EXERCISE MATERIALS start

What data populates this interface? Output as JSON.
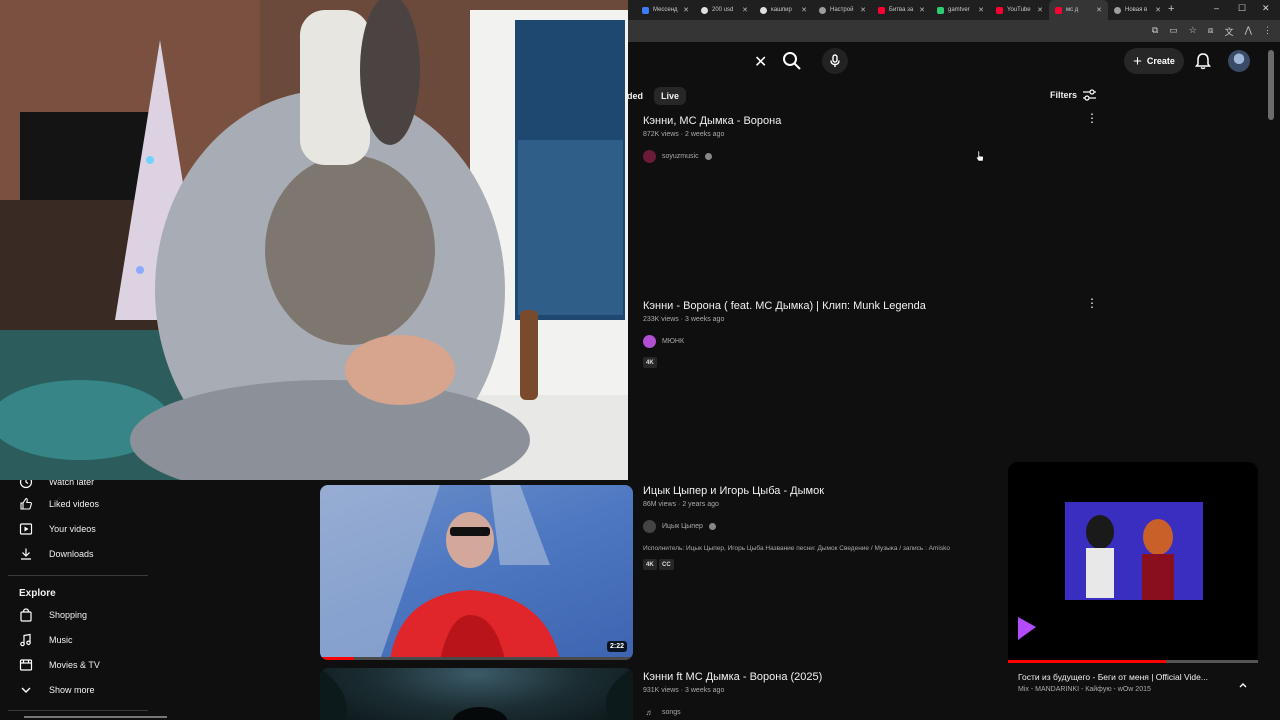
{
  "browser": {
    "tabs": [
      {
        "label": "Мессенд",
        "color": "#3b7bf6",
        "active": false
      },
      {
        "label": "200 usd",
        "color": "#e0e0e0",
        "active": false
      },
      {
        "label": "кашпир",
        "color": "#e0e0e0",
        "active": false
      },
      {
        "label": "Настрой",
        "color": "#9e9e9e",
        "active": false
      },
      {
        "label": "Битва за",
        "color": "#ff0033",
        "active": false
      },
      {
        "label": "gamtver",
        "color": "#2ecc71",
        "active": false
      },
      {
        "label": "YouTube",
        "color": "#ff0033",
        "active": false
      },
      {
        "label": "мс д",
        "color": "#ff0033",
        "active": true
      },
      {
        "label": "Новая в",
        "color": "#9e9e9e",
        "active": false
      }
    ],
    "new_tab": "+",
    "window_controls": {
      "minimize": "–",
      "maximize": "☐",
      "close": "✕"
    }
  },
  "header": {
    "create_label": "Create",
    "clear_icon": "close-icon",
    "search_icon": "search-icon",
    "mic_icon": "mic-icon",
    "bell_icon": "bell-icon"
  },
  "chips": [
    {
      "label": "ded"
    },
    {
      "label": "Live"
    }
  ],
  "filters_label": "Filters",
  "results": [
    {
      "title": "Кэнни, МС Дымка - Ворона",
      "views": "872K views",
      "age": "2 weeks ago",
      "channel": "soyuzmusic",
      "verified": true,
      "badges": []
    },
    {
      "title": "Кэнни - Ворона ( feat. МС Дымка) | Клип: Munk Legenda",
      "views": "233K views",
      "age": "3 weeks ago",
      "channel": "МЮНК",
      "verified": false,
      "badges": [
        "4K"
      ]
    },
    {
      "title": "Ицык Цыпер и Игорь Цыба - Дымок",
      "views": "86M views",
      "age": "2 years ago",
      "channel": "Ицык Цыпер",
      "verified": true,
      "description": "Исполнитель: Ицык Цыпер, Игорь Цыба Название песни: Дымок Сведение / Музыка / запись : Amisko",
      "badges": [
        "4K",
        "CC"
      ],
      "duration": "2:22"
    },
    {
      "title": "Кэнни ft МС Дымка - Ворона (2025)",
      "views": "931K views",
      "age": "3 weeks ago",
      "channel": "songs",
      "verified": false,
      "badges": []
    }
  ],
  "sidebar": {
    "items": [
      {
        "label": "Watch later",
        "icon": "clock-icon"
      },
      {
        "label": "Liked videos",
        "icon": "thumbs-up-icon"
      },
      {
        "label": "Your videos",
        "icon": "play-square-icon"
      },
      {
        "label": "Downloads",
        "icon": "download-icon"
      }
    ],
    "explore_heading": "Explore",
    "explore_items": [
      {
        "label": "Shopping",
        "icon": "shopping-bag-icon"
      },
      {
        "label": "Music",
        "icon": "music-note-icon"
      },
      {
        "label": "Movies & TV",
        "icon": "film-icon"
      },
      {
        "label": "Show more",
        "icon": "chevron-down-icon"
      }
    ]
  },
  "miniplayer": {
    "title": "Гости из будущего - Беги от меня | Official Vide...",
    "subtitle": "Mix - MANDARINKI - Кайфую - wOw 2015",
    "progress": 0.63
  },
  "colors": {
    "background": "#0f0f0f",
    "accent_red": "#ff0000",
    "chip_bg": "#272727",
    "text_secondary": "#aaaaaa"
  }
}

EXERCISE MATERIALS end

» **TASK REQUIREMENTS**: Every record gets retyped exactly; no picture goes into the copy.

» **ANSWER TO THE EXERCISE**:
What data populates this interface? Output as JSON.
{
  "browser": {
    "tabs": [
      {
        "label": "Мессенд",
        "color": "#3b7bf6",
        "active": false
      },
      {
        "label": "200 usd",
        "color": "#e0e0e0",
        "active": false
      },
      {
        "label": "кашпир",
        "color": "#e0e0e0",
        "active": false
      },
      {
        "label": "Настрой",
        "color": "#9e9e9e",
        "active": false
      },
      {
        "label": "Битва за",
        "color": "#ff0033",
        "active": false
      },
      {
        "label": "gamtver",
        "color": "#2ecc71",
        "active": false
      },
      {
        "label": "YouTube",
        "color": "#ff0033",
        "active": false
      },
      {
        "label": "мс д",
        "color": "#ff0033",
        "active": true
      },
      {
        "label": "Новая в",
        "color": "#9e9e9e",
        "active": false
      }
    ],
    "new_tab": "+",
    "window_controls": {
      "minimize": "–",
      "maximize": "☐",
      "close": "✕"
    }
  },
  "header": {
    "create_label": "Create",
    "clear_icon": "close-icon",
    "search_icon": "search-icon",
    "mic_icon": "mic-icon",
    "bell_icon": "bell-icon"
  },
  "chips": [
    {
      "label": "ded"
    },
    {
      "label": "Live"
    }
  ],
  "filters_label": "Filters",
  "results": [
    {
      "title": "Кэнни, МС Дымка - Ворона",
      "views": "872K views",
      "age": "2 weeks ago",
      "channel": "soyuzmusic",
      "verified": true,
      "badges": []
    },
    {
      "title": "Кэнни - Ворона ( feat. МС Дымка) | Клип: Munk Legenda",
      "views": "233K views",
      "age": "3 weeks ago",
      "channel": "МЮНК",
      "verified": false,
      "badges": [
        "4K"
      ]
    },
    {
      "title": "Ицык Цыпер и Игорь Цыба - Дымок",
      "views": "86M views",
      "age": "2 years ago",
      "channel": "Ицык Цыпер",
      "verified": true,
      "description": "Исполнитель: Ицык Цыпер, Игорь Цыба Название песни: Дымок Сведение / Музыка / запись : Amisko",
      "badges": [
        "4K",
        "CC"
      ],
      "duration": "2:22"
    },
    {
      "title": "Кэнни ft МС Дымка - Ворона (2025)",
      "views": "931K views",
      "age": "3 weeks ago",
      "channel": "songs",
      "verified": false,
      "badges": []
    }
  ],
  "sidebar": {
    "items": [
      {
        "label": "Watch later",
        "icon": "clock-icon"
      },
      {
        "label": "Liked videos",
        "icon": "thumbs-up-icon"
      },
      {
        "label": "Your videos",
        "icon": "play-square-icon"
      },
      {
        "label": "Downloads",
        "icon": "download-icon"
      }
    ],
    "explore_heading": "Explore",
    "explore_items": [
      {
        "label": "Shopping",
        "icon": "shopping-bag-icon"
      },
      {
        "label": "Music",
        "icon": "music-note-icon"
      },
      {
        "label": "Movies & TV",
        "icon": "film-icon"
      },
      {
        "label": "Show more",
        "icon": "chevron-down-icon"
      }
    ]
  },
  "miniplayer": {
    "title": "Гости из будущего - Беги от меня | Official Vide...",
    "subtitle": "Mix - MANDARINKI - Кайфую - wOw 2015",
    "progress": 0.63
  },
  "colors": {
    "background": "#0f0f0f",
    "accent_red": "#ff0000",
    "chip_bg": "#272727",
    "text_secondary": "#aaaaaa"
  }
}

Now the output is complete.